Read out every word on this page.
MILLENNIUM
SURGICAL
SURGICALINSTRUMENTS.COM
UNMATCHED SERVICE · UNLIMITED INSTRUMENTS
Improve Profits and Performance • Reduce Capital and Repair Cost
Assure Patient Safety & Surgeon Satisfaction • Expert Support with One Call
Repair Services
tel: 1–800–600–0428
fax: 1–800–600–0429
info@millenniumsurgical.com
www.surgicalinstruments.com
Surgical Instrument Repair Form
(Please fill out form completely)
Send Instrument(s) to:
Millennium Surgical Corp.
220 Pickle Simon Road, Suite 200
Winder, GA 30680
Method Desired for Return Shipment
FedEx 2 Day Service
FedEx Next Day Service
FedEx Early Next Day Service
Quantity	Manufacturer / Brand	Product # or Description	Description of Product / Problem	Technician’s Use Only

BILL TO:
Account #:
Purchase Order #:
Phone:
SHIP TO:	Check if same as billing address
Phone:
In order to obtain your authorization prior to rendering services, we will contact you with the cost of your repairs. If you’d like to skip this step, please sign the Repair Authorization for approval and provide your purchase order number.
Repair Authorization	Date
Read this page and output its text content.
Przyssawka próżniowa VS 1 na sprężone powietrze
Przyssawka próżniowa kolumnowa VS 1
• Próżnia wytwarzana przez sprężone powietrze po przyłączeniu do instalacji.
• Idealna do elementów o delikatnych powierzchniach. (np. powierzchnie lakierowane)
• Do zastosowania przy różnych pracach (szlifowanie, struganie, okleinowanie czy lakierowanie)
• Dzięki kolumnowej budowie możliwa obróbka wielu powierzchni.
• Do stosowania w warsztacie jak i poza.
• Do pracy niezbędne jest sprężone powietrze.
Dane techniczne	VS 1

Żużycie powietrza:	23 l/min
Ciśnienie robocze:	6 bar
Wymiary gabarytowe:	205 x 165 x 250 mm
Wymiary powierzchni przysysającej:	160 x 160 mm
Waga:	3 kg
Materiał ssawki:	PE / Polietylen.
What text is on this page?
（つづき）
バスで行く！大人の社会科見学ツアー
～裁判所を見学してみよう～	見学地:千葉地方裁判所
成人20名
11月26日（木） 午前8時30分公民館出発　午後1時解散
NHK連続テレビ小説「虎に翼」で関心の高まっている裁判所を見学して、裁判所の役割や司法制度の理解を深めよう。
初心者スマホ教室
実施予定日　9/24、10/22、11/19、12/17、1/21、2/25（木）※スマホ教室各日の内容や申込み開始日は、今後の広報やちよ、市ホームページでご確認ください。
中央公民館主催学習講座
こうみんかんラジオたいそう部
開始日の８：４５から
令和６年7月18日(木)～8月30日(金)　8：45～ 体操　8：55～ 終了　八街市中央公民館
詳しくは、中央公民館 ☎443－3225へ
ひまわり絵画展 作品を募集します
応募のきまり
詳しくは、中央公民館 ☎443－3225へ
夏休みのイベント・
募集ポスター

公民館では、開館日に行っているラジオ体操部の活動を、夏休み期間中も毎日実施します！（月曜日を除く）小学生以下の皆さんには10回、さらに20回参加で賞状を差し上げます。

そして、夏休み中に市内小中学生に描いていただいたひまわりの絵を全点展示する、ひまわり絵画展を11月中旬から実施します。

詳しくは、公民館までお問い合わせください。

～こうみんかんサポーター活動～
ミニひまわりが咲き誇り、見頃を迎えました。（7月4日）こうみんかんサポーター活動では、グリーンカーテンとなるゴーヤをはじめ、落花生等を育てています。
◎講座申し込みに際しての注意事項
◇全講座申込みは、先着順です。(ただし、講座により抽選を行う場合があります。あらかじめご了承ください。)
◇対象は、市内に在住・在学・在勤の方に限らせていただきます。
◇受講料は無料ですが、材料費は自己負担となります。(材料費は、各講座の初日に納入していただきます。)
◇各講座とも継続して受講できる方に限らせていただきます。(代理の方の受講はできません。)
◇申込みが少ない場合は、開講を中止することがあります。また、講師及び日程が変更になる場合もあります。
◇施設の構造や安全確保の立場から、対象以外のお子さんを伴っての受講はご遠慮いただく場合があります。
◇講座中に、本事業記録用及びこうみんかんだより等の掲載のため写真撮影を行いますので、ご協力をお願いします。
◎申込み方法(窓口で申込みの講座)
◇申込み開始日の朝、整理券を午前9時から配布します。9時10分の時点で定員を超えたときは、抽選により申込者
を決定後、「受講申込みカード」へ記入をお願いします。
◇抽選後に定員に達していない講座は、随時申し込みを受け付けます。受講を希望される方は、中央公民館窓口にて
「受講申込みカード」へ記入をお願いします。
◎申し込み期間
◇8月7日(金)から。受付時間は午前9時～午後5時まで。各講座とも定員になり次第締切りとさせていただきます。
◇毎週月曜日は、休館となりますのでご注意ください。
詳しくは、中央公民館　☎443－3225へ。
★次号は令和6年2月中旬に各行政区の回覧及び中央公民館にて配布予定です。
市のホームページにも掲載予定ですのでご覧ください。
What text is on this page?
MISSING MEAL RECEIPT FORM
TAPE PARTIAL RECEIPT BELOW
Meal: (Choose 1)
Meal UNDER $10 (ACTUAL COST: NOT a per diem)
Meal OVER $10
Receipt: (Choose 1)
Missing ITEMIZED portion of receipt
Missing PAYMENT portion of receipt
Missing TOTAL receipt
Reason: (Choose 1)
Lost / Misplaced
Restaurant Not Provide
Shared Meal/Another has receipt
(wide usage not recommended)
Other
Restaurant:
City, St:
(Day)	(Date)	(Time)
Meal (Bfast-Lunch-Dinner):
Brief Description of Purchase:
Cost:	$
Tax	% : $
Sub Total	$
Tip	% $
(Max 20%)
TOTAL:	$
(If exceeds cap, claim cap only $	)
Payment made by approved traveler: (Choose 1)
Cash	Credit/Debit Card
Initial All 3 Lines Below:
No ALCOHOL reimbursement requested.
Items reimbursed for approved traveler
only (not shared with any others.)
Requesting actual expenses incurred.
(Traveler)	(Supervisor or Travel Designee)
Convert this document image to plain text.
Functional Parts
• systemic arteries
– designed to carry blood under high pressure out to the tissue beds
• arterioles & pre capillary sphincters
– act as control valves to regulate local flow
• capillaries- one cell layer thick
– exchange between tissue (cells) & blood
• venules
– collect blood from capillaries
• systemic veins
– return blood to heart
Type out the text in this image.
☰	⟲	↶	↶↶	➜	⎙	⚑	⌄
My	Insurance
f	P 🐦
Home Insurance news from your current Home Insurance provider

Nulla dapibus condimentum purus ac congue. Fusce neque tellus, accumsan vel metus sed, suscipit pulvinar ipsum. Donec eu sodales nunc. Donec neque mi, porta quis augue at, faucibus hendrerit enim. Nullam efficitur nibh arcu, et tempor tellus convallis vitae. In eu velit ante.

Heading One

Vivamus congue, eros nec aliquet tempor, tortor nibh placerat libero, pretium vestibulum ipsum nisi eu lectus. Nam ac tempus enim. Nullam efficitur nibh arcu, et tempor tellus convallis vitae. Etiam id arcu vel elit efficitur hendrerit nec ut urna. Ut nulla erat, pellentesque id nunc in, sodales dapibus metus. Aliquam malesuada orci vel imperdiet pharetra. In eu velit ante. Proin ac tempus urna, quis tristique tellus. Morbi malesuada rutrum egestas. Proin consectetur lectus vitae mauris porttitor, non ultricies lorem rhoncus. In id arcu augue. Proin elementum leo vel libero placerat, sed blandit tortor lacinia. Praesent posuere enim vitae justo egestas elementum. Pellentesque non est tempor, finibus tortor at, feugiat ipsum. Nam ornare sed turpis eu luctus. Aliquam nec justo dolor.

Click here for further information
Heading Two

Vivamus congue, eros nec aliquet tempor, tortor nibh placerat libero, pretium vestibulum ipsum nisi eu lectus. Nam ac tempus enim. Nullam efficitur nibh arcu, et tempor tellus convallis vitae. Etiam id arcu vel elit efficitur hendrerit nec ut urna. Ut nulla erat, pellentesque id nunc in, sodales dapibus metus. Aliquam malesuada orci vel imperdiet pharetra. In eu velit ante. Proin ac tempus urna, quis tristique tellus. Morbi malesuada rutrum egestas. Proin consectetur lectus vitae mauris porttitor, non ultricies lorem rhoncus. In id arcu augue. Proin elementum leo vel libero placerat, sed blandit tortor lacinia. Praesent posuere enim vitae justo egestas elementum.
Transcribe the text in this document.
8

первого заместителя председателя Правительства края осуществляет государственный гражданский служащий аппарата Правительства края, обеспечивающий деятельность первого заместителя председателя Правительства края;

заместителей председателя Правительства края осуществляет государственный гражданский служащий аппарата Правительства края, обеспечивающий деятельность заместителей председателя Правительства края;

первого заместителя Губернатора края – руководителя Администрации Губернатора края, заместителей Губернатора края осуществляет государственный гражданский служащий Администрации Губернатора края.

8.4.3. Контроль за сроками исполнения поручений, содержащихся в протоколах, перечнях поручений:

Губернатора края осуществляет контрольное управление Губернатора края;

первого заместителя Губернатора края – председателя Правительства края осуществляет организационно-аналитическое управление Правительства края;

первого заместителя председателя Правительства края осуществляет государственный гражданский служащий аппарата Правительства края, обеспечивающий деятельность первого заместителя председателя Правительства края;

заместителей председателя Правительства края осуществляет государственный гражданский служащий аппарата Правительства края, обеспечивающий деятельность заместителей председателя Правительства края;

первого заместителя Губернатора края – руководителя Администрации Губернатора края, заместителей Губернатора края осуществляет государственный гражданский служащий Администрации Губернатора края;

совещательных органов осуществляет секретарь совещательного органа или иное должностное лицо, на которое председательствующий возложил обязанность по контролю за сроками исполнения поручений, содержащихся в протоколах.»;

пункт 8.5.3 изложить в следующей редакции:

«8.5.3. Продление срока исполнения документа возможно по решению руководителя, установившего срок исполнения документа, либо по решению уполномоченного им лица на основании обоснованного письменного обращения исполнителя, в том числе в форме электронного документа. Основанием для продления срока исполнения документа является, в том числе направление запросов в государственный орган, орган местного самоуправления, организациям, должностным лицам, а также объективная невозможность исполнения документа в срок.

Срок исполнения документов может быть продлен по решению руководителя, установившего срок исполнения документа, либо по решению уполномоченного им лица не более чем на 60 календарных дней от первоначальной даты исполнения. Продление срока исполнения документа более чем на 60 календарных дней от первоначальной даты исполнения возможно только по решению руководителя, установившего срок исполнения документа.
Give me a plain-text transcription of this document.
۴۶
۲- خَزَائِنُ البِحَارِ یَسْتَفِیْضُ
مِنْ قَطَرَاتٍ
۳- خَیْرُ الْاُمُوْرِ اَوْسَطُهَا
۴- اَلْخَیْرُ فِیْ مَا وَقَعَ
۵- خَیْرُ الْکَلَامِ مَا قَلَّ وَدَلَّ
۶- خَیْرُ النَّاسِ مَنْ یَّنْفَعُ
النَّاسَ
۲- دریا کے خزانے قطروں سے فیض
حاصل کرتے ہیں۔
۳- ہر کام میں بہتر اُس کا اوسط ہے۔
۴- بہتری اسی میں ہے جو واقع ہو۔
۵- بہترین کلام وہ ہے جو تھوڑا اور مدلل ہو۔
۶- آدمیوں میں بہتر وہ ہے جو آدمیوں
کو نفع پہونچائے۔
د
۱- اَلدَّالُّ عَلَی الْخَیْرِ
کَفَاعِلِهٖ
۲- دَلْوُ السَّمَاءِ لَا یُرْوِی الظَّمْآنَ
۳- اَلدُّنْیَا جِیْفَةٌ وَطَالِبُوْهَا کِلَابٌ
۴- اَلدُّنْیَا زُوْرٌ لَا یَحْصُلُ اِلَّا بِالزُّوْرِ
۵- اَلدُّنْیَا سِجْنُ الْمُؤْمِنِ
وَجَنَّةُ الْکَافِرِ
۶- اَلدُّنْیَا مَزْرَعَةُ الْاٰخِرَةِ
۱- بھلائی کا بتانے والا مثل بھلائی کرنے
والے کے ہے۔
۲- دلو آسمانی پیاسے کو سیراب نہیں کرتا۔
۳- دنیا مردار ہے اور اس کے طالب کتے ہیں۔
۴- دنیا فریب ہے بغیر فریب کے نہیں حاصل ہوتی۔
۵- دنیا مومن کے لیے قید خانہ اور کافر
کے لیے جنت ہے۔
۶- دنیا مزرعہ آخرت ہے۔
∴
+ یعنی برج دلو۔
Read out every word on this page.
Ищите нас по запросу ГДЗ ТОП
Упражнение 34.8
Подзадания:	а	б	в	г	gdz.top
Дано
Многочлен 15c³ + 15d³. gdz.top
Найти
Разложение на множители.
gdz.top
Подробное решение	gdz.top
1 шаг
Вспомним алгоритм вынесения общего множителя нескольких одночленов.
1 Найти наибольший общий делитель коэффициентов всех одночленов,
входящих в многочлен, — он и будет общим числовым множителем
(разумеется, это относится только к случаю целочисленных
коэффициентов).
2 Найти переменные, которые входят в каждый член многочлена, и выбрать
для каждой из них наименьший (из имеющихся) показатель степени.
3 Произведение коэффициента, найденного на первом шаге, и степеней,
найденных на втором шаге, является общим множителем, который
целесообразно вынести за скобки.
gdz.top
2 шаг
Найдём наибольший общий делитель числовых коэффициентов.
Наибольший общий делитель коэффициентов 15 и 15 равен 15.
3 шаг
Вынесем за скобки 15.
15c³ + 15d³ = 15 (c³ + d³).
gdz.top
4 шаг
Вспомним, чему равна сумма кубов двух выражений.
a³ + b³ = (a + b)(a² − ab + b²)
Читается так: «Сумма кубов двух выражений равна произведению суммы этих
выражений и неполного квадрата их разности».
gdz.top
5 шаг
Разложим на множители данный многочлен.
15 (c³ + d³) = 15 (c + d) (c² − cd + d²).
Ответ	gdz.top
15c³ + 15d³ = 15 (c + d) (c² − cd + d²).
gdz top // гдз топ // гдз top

▶ WHAT IS ASKED
Copy each line above where the string "elementum" occurs.

▶ THE RESULT
Vivamus congue, eros nec aliquet tempor, tortor nibh placerat libero, pretium vestibulum ipsum nisi eu lectus. Nam ac tempus enim. Nullam efficitur nibh arcu, et tempor tellus convallis vitae. Etiam id arcu vel elit efficitur hendrerit nec ut urna. Ut nulla erat, pellentesque id nunc in, sodales dapibus metus. Aliquam malesuada orci vel imperdiet pharetra. In eu velit ante. Proin ac tempus urna, quis tristique tellus. Morbi malesuada rutrum egestas. Proin consectetur lectus vitae mauris porttitor, non ultricies lorem rhoncus. In id arcu augue. Proin elementum leo vel libero placerat, sed blandit tortor lacinia. Praesent posuere enim vitae justo egestas elementum. Pellentesque non est tempor, finibus tortor at, feugiat ipsum. Nam ornare sed turpis eu luctus. Aliquam nec justo dolor.
Vivamus congue, eros nec aliquet tempor, tortor nibh placerat libero, pretium vestibulum ipsum nisi eu lectus. Nam ac tempus enim. Nullam efficitur nibh arcu, et tempor tellus convallis vitae. Etiam id arcu vel elit efficitur hendrerit nec ut urna. Ut nulla erat, pellentesque id nunc in, sodales dapibus metus. Aliquam malesuada orci vel imperdiet pharetra. In eu velit ante. Proin ac tempus urna, quis tristique tellus. Morbi malesuada rutrum egestas. Proin consectetur lectus vitae mauris porttitor, non ultricies lorem rhoncus. In id arcu augue. Proin elementum leo vel libero placerat, sed blandit tortor lacinia. Praesent posuere enim vitae justo egestas elementum.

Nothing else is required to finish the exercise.